Exercise instructions: The records are to be restated in their entirety, word for word.
## Begin Input rows
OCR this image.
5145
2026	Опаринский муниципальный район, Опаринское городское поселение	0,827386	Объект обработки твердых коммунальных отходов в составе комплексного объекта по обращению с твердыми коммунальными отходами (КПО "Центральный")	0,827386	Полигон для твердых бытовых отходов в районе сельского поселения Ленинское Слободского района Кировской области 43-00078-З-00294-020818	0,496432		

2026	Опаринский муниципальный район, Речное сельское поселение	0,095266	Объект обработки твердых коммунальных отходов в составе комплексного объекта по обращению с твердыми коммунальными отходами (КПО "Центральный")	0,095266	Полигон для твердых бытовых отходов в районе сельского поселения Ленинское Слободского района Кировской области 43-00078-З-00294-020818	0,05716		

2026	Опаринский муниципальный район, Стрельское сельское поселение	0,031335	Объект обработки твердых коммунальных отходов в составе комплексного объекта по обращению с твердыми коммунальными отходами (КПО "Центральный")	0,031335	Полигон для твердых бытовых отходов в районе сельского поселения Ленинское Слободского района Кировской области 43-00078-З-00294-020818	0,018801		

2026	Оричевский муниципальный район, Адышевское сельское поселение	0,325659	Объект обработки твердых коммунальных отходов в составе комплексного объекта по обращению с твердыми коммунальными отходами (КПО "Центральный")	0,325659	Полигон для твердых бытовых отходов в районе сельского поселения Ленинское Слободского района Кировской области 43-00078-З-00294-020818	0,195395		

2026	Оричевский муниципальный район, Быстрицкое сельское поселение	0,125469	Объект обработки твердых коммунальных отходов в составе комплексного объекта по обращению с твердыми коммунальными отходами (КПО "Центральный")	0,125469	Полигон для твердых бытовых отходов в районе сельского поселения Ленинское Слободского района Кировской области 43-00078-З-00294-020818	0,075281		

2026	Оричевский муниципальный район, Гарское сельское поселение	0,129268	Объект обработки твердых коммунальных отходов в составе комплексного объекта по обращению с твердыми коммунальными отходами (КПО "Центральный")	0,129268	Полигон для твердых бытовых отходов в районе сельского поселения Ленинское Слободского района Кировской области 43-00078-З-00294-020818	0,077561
## End Input rows
Result of this exercise:
OCR this image.
5145
2026	Опаринский муниципальный район, Опаринское городское поселение	0,827386	Объект обработки твердых коммунальных отходов в составе комплексного объекта по обращению с твердыми коммунальными отходами (КПО "Центральный")	0,827386	Полигон для твердых бытовых отходов в районе сельского поселения Ленинское Слободского района Кировской области 43-00078-З-00294-020818	0,496432		

2026	Опаринский муниципальный район, Речное сельское поселение	0,095266	Объект обработки твердых коммунальных отходов в составе комплексного объекта по обращению с твердыми коммунальными отходами (КПО "Центральный")	0,095266	Полигон для твердых бытовых отходов в районе сельского поселения Ленинское Слободского района Кировской области 43-00078-З-00294-020818	0,05716		

2026	Опаринский муниципальный район, Стрельское сельское поселение	0,031335	Объект обработки твердых коммунальных отходов в составе комплексного объекта по обращению с твердыми коммунальными отходами (КПО "Центральный")	0,031335	Полигон для твердых бытовых отходов в районе сельского поселения Ленинское Слободского района Кировской области 43-00078-З-00294-020818	0,018801		

2026	Оричевский муниципальный район, Адышевское сельское поселение	0,325659	Объект обработки твердых коммунальных отходов в составе комплексного объекта по обращению с твердыми коммунальными отходами (КПО "Центральный")	0,325659	Полигон для твердых бытовых отходов в районе сельского поселения Ленинское Слободского района Кировской области 43-00078-З-00294-020818	0,195395		

2026	Оричевский муниципальный район, Быстрицкое сельское поселение	0,125469	Объект обработки твердых коммунальных отходов в составе комплексного объекта по обращению с твердыми коммунальными отходами (КПО "Центральный")	0,125469	Полигон для твердых бытовых отходов в районе сельского поселения Ленинское Слободского района Кировской области 43-00078-З-00294-020818	0,075281		

2026	Оричевский муниципальный район, Гарское сельское поселение	0,129268	Объект обработки твердых коммунальных отходов в составе комплексного объекта по обращению с твердыми коммунальными отходами (КПО "Центральный")	0,129268	Полигон для твердых бытовых отходов в районе сельского поселения Ленинское Слободского района Кировской области 43-00078-З-00294-020818	0,077561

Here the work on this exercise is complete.